Excerpted data:
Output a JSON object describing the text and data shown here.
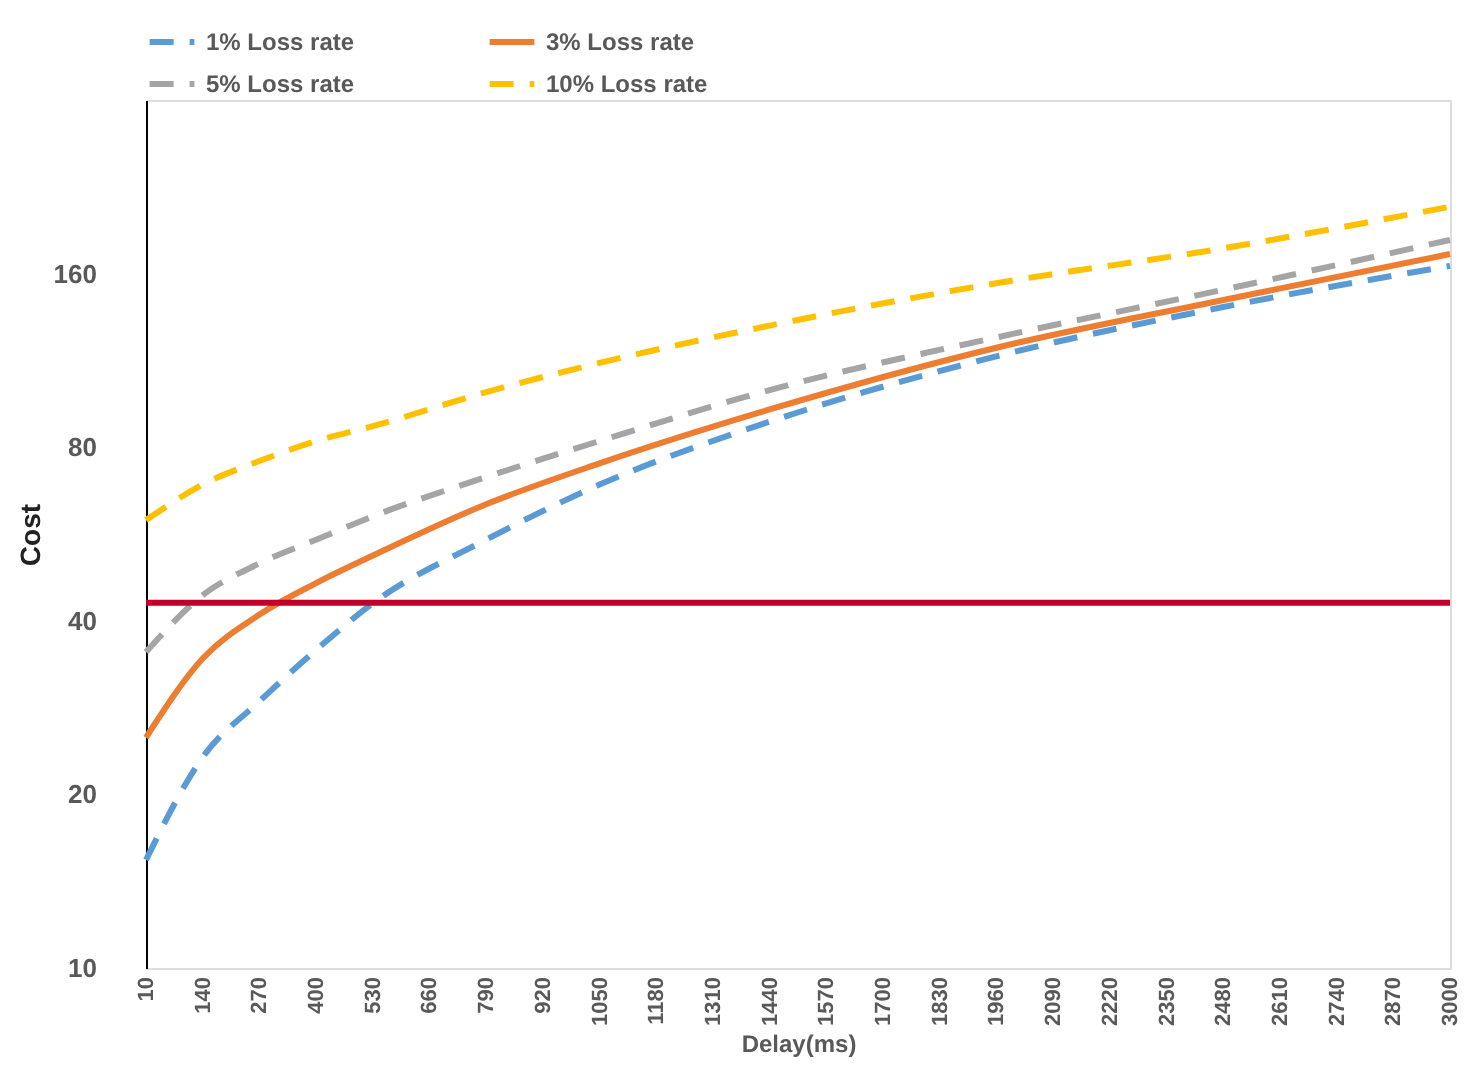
{
  "chart_data": {
    "type": "line",
    "xlabel": "Delay(ms)",
    "ylabel": "Cost",
    "x": [
      10,
      140,
      270,
      400,
      530,
      790,
      1050,
      1440,
      1960,
      2480,
      3000
    ],
    "series": [
      {
        "name": "1% Loss rate",
        "color": "#5b9bd5",
        "line_style": "dashed",
        "values": [
          15.4,
          23.2,
          29.0,
          35.6,
          42.9,
          55.3,
          68.9,
          88.6,
          115,
          140,
          165
        ]
      },
      {
        "name": "3% Loss rate",
        "color": "#ed7d31",
        "line_style": "solid",
        "values": [
          25.1,
          34.4,
          41,
          46.5,
          51.9,
          63.7,
          75,
          93,
          119,
          144,
          173
        ]
      },
      {
        "name": "5% Loss rate",
        "color": "#a5a5a5",
        "line_style": "dashed",
        "values": [
          35.3,
          44.3,
          50.3,
          55.3,
          60.7,
          71,
          82,
          100.5,
          124,
          150,
          183
        ]
      },
      {
        "name": "10% Loss rate",
        "color": "#ffc000",
        "line_style": "dashed",
        "values": [
          59.8,
          68.9,
          75.7,
          82,
          87,
          99.7,
          112,
          130,
          154,
          177,
          209
        ]
      }
    ],
    "log": "y",
    "xlim": [
      10,
      3000
    ],
    "ylim": [
      10,
      320
    ],
    "xticks": [
      10,
      140,
      270,
      400,
      530,
      660,
      790,
      920,
      1050,
      1180,
      1310,
      1440,
      1570,
      1700,
      1830,
      1960,
      2090,
      2220,
      2350,
      2480,
      2610,
      2740,
      2870,
      3000
    ],
    "yticks": [
      10,
      20,
      40,
      80,
      160
    ],
    "ref_lines": [
      {
        "axis": "y",
        "value": 43,
        "color": "#c0002a",
        "line_style": "solid"
      }
    ],
    "grid": false,
    "legend": "top",
    "marker": "none"
  }
}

What the task requires: Reproduce each record above by retyping it exactly; omit all images.

Written reply:
Output a JSON object describing the text and data shown here.
{
  "chart_data": {
    "type": "line",
    "xlabel": "Delay(ms)",
    "ylabel": "Cost",
    "x": [
      10,
      140,
      270,
      400,
      530,
      790,
      1050,
      1440,
      1960,
      2480,
      3000
    ],
    "series": [
      {
        "name": "1% Loss rate",
        "color": "#5b9bd5",
        "line_style": "dashed",
        "values": [
          15.4,
          23.2,
          29.0,
          35.6,
          42.9,
          55.3,
          68.9,
          88.6,
          115,
          140,
          165
        ]
      },
      {
        "name": "3% Loss rate",
        "color": "#ed7d31",
        "line_style": "solid",
        "values": [
          25.1,
          34.4,
          41,
          46.5,
          51.9,
          63.7,
          75,
          93,
          119,
          144,
          173
        ]
      },
      {
        "name": "5% Loss rate",
        "color": "#a5a5a5",
        "line_style": "dashed",
        "values": [
          35.3,
          44.3,
          50.3,
          55.3,
          60.7,
          71,
          82,
          100.5,
          124,
          150,
          183
        ]
      },
      {
        "name": "10% Loss rate",
        "color": "#ffc000",
        "line_style": "dashed",
        "values": [
          59.8,
          68.9,
          75.7,
          82,
          87,
          99.7,
          112,
          130,
          154,
          177,
          209
        ]
      }
    ],
    "log": "y",
    "xlim": [
      10,
      3000
    ],
    "ylim": [
      10,
      320
    ],
    "xticks": [
      10,
      140,
      270,
      400,
      530,
      660,
      790,
      920,
      1050,
      1180,
      1310,
      1440,
      1570,
      1700,
      1830,
      1960,
      2090,
      2220,
      2350,
      2480,
      2610,
      2740,
      2870,
      3000
    ],
    "yticks": [
      10,
      20,
      40,
      80,
      160
    ],
    "ref_lines": [
      {
        "axis": "y",
        "value": 43,
        "color": "#c0002a",
        "line_style": "solid"
      }
    ],
    "grid": false,
    "legend": "top",
    "marker": "none"
  }
}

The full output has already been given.